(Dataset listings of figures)
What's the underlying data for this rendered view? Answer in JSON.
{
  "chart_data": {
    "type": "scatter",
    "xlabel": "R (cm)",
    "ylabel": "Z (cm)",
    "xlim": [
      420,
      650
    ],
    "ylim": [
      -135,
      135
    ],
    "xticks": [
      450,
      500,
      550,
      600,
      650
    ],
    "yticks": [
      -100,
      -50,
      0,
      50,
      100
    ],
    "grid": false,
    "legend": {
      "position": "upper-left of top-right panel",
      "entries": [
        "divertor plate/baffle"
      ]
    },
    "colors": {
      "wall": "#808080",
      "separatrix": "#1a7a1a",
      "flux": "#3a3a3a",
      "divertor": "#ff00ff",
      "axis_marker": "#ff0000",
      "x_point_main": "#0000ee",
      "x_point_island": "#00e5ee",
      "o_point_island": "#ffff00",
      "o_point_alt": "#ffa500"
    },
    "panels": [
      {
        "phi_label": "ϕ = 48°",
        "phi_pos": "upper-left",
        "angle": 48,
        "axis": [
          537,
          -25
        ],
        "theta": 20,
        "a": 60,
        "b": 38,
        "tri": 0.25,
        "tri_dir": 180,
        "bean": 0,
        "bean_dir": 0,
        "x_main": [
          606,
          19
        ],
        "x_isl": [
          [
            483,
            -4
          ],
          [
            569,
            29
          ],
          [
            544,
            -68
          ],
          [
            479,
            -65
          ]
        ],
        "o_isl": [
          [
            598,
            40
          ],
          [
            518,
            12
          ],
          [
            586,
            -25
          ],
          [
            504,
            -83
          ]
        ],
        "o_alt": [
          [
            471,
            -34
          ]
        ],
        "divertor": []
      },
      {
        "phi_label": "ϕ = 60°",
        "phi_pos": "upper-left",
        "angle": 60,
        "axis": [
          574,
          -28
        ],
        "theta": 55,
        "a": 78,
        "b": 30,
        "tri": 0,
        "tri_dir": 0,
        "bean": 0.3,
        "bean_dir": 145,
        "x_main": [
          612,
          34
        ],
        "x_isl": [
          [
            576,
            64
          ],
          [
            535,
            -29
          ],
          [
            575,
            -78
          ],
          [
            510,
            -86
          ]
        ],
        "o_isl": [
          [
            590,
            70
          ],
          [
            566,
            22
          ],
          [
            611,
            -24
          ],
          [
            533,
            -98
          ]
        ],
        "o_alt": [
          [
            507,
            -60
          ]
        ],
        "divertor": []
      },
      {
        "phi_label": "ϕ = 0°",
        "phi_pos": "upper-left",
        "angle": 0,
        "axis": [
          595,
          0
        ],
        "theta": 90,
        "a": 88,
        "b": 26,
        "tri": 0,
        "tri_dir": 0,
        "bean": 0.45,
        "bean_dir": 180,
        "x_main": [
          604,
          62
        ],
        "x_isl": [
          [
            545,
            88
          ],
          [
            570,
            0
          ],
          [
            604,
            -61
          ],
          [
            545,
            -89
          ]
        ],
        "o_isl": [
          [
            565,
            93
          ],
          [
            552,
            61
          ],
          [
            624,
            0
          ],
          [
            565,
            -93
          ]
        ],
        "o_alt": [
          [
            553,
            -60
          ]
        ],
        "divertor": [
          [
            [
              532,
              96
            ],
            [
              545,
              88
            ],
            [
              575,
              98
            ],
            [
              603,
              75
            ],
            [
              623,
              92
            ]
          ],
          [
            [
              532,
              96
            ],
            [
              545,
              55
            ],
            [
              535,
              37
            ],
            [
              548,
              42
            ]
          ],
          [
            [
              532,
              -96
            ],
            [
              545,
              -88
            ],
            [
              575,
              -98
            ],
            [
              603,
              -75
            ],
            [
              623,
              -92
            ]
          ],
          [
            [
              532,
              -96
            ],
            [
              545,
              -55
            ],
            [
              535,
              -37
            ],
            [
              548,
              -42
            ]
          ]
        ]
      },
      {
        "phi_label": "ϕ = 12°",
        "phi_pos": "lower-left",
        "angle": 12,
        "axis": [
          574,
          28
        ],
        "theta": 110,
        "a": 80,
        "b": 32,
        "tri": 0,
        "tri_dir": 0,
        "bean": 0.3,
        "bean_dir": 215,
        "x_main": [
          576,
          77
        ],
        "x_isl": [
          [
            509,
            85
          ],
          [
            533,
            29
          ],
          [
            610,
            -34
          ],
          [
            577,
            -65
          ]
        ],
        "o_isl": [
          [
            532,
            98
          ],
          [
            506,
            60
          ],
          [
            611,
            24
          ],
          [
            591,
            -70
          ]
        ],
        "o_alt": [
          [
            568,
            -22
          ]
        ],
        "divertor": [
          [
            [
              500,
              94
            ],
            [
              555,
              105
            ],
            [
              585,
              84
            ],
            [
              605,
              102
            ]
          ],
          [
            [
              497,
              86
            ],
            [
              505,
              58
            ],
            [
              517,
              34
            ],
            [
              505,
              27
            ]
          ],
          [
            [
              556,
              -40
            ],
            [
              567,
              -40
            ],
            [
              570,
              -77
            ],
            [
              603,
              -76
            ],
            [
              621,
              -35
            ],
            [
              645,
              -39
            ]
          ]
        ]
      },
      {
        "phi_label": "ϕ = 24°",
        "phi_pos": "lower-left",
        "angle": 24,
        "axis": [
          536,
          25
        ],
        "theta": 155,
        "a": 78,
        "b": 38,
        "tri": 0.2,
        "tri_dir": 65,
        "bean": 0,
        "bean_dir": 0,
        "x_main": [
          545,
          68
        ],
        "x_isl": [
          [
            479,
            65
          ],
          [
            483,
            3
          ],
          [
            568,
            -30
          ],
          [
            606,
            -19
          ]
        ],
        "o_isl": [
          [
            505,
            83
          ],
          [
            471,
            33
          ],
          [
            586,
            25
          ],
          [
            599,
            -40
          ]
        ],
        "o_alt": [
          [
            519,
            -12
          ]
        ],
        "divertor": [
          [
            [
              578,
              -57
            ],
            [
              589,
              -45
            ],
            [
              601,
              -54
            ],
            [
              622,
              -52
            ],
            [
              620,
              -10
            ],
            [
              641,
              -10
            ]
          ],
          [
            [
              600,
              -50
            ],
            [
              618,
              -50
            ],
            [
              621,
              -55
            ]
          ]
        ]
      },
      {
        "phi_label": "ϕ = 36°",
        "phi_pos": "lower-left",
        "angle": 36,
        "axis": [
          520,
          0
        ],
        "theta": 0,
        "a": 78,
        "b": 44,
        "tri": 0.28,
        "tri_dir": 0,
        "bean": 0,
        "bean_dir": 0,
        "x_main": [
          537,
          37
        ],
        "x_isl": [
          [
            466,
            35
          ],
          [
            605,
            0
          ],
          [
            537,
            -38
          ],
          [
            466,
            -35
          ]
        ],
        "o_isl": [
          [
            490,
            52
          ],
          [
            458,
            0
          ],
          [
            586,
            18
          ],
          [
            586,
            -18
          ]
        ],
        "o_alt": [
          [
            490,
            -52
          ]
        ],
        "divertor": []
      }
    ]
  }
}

# Written request:
Repeat every record, exactly as written.

# Right answer:
What's the underlying data for this rendered view? Answer in JSON.
{
  "chart_data": {
    "type": "scatter",
    "xlabel": "R (cm)",
    "ylabel": "Z (cm)",
    "xlim": [
      420,
      650
    ],
    "ylim": [
      -135,
      135
    ],
    "xticks": [
      450,
      500,
      550,
      600,
      650
    ],
    "yticks": [
      -100,
      -50,
      0,
      50,
      100
    ],
    "grid": false,
    "legend": {
      "position": "upper-left of top-right panel",
      "entries": [
        "divertor plate/baffle"
      ]
    },
    "colors": {
      "wall": "#808080",
      "separatrix": "#1a7a1a",
      "flux": "#3a3a3a",
      "divertor": "#ff00ff",
      "axis_marker": "#ff0000",
      "x_point_main": "#0000ee",
      "x_point_island": "#00e5ee",
      "o_point_island": "#ffff00",
      "o_point_alt": "#ffa500"
    },
    "panels": [
      {
        "phi_label": "ϕ = 48°",
        "phi_pos": "upper-left",
        "angle": 48,
        "axis": [
          537,
          -25
        ],
        "theta": 20,
        "a": 60,
        "b": 38,
        "tri": 0.25,
        "tri_dir": 180,
        "bean": 0,
        "bean_dir": 0,
        "x_main": [
          606,
          19
        ],
        "x_isl": [
          [
            483,
            -4
          ],
          [
            569,
            29
          ],
          [
            544,
            -68
          ],
          [
            479,
            -65
          ]
        ],
        "o_isl": [
          [
            598,
            40
          ],
          [
            518,
            12
          ],
          [
            586,
            -25
          ],
          [
            504,
            -83
          ]
        ],
        "o_alt": [
          [
            471,
            -34
          ]
        ],
        "divertor": []
      },
      {
        "phi_label": "ϕ = 60°",
        "phi_pos": "upper-left",
        "angle": 60,
        "axis": [
          574,
          -28
        ],
        "theta": 55,
        "a": 78,
        "b": 30,
        "tri": 0,
        "tri_dir": 0,
        "bean": 0.3,
        "bean_dir": 145,
        "x_main": [
          612,
          34
        ],
        "x_isl": [
          [
            576,
            64
          ],
          [
            535,
            -29
          ],
          [
            575,
            -78
          ],
          [
            510,
            -86
          ]
        ],
        "o_isl": [
          [
            590,
            70
          ],
          [
            566,
            22
          ],
          [
            611,
            -24
          ],
          [
            533,
            -98
          ]
        ],
        "o_alt": [
          [
            507,
            -60
          ]
        ],
        "divertor": []
      },
      {
        "phi_label": "ϕ = 0°",
        "phi_pos": "upper-left",
        "angle": 0,
        "axis": [
          595,
          0
        ],
        "theta": 90,
        "a": 88,
        "b": 26,
        "tri": 0,
        "tri_dir": 0,
        "bean": 0.45,
        "bean_dir": 180,
        "x_main": [
          604,
          62
        ],
        "x_isl": [
          [
            545,
            88
          ],
          [
            570,
            0
          ],
          [
            604,
            -61
          ],
          [
            545,
            -89
          ]
        ],
        "o_isl": [
          [
            565,
            93
          ],
          [
            552,
            61
          ],
          [
            624,
            0
          ],
          [
            565,
            -93
          ]
        ],
        "o_alt": [
          [
            553,
            -60
          ]
        ],
        "divertor": [
          [
            [
              532,
              96
            ],
            [
              545,
              88
            ],
            [
              575,
              98
            ],
            [
              603,
              75
            ],
            [
              623,
              92
            ]
          ],
          [
            [
              532,
              96
            ],
            [
              545,
              55
            ],
            [
              535,
              37
            ],
            [
              548,
              42
            ]
          ],
          [
            [
              532,
              -96
            ],
            [
              545,
              -88
            ],
            [
              575,
              -98
            ],
            [
              603,
              -75
            ],
            [
              623,
              -92
            ]
          ],
          [
            [
              532,
              -96
            ],
            [
              545,
              -55
            ],
            [
              535,
              -37
            ],
            [
              548,
              -42
            ]
          ]
        ]
      },
      {
        "phi_label": "ϕ = 12°",
        "phi_pos": "lower-left",
        "angle": 12,
        "axis": [
          574,
          28
        ],
        "theta": 110,
        "a": 80,
        "b": 32,
        "tri": 0,
        "tri_dir": 0,
        "bean": 0.3,
        "bean_dir": 215,
        "x_main": [
          576,
          77
        ],
        "x_isl": [
          [
            509,
            85
          ],
          [
            533,
            29
          ],
          [
            610,
            -34
          ],
          [
            577,
            -65
          ]
        ],
        "o_isl": [
          [
            532,
            98
          ],
          [
            506,
            60
          ],
          [
            611,
            24
          ],
          [
            591,
            -70
          ]
        ],
        "o_alt": [
          [
            568,
            -22
          ]
        ],
        "divertor": [
          [
            [
              500,
              94
            ],
            [
              555,
              105
            ],
            [
              585,
              84
            ],
            [
              605,
              102
            ]
          ],
          [
            [
              497,
              86
            ],
            [
              505,
              58
            ],
            [
              517,
              34
            ],
            [
              505,
              27
            ]
          ],
          [
            [
              556,
              -40
            ],
            [
              567,
              -40
            ],
            [
              570,
              -77
            ],
            [
              603,
              -76
            ],
            [
              621,
              -35
            ],
            [
              645,
              -39
            ]
          ]
        ]
      },
      {
        "phi_label": "ϕ = 24°",
        "phi_pos": "lower-left",
        "angle": 24,
        "axis": [
          536,
          25
        ],
        "theta": 155,
        "a": 78,
        "b": 38,
        "tri": 0.2,
        "tri_dir": 65,
        "bean": 0,
        "bean_dir": 0,
        "x_main": [
          545,
          68
        ],
        "x_isl": [
          [
            479,
            65
          ],
          [
            483,
            3
          ],
          [
            568,
            -30
          ],
          [
            606,
            -19
          ]
        ],
        "o_isl": [
          [
            505,
            83
          ],
          [
            471,
            33
          ],
          [
            586,
            25
          ],
          [
            599,
            -40
          ]
        ],
        "o_alt": [
          [
            519,
            -12
          ]
        ],
        "divertor": [
          [
            [
              578,
              -57
            ],
            [
              589,
              -45
            ],
            [
              601,
              -54
            ],
            [
              622,
              -52
            ],
            [
              620,
              -10
            ],
            [
              641,
              -10
            ]
          ],
          [
            [
              600,
              -50
            ],
            [
              618,
              -50
            ],
            [
              621,
              -55
            ]
          ]
        ]
      },
      {
        "phi_label": "ϕ = 36°",
        "phi_pos": "lower-left",
        "angle": 36,
        "axis": [
          520,
          0
        ],
        "theta": 0,
        "a": 78,
        "b": 44,
        "tri": 0.28,
        "tri_dir": 0,
        "bean": 0,
        "bean_dir": 0,
        "x_main": [
          537,
          37
        ],
        "x_isl": [
          [
            466,
            35
          ],
          [
            605,
            0
          ],
          [
            537,
            -38
          ],
          [
            466,
            -35
          ]
        ],
        "o_isl": [
          [
            490,
            52
          ],
          [
            458,
            0
          ],
          [
            586,
            18
          ],
          [
            586,
            -18
          ]
        ],
        "o_alt": [
          [
            490,
            -52
          ]
        ],
        "divertor": []
      }
    ]
  }
}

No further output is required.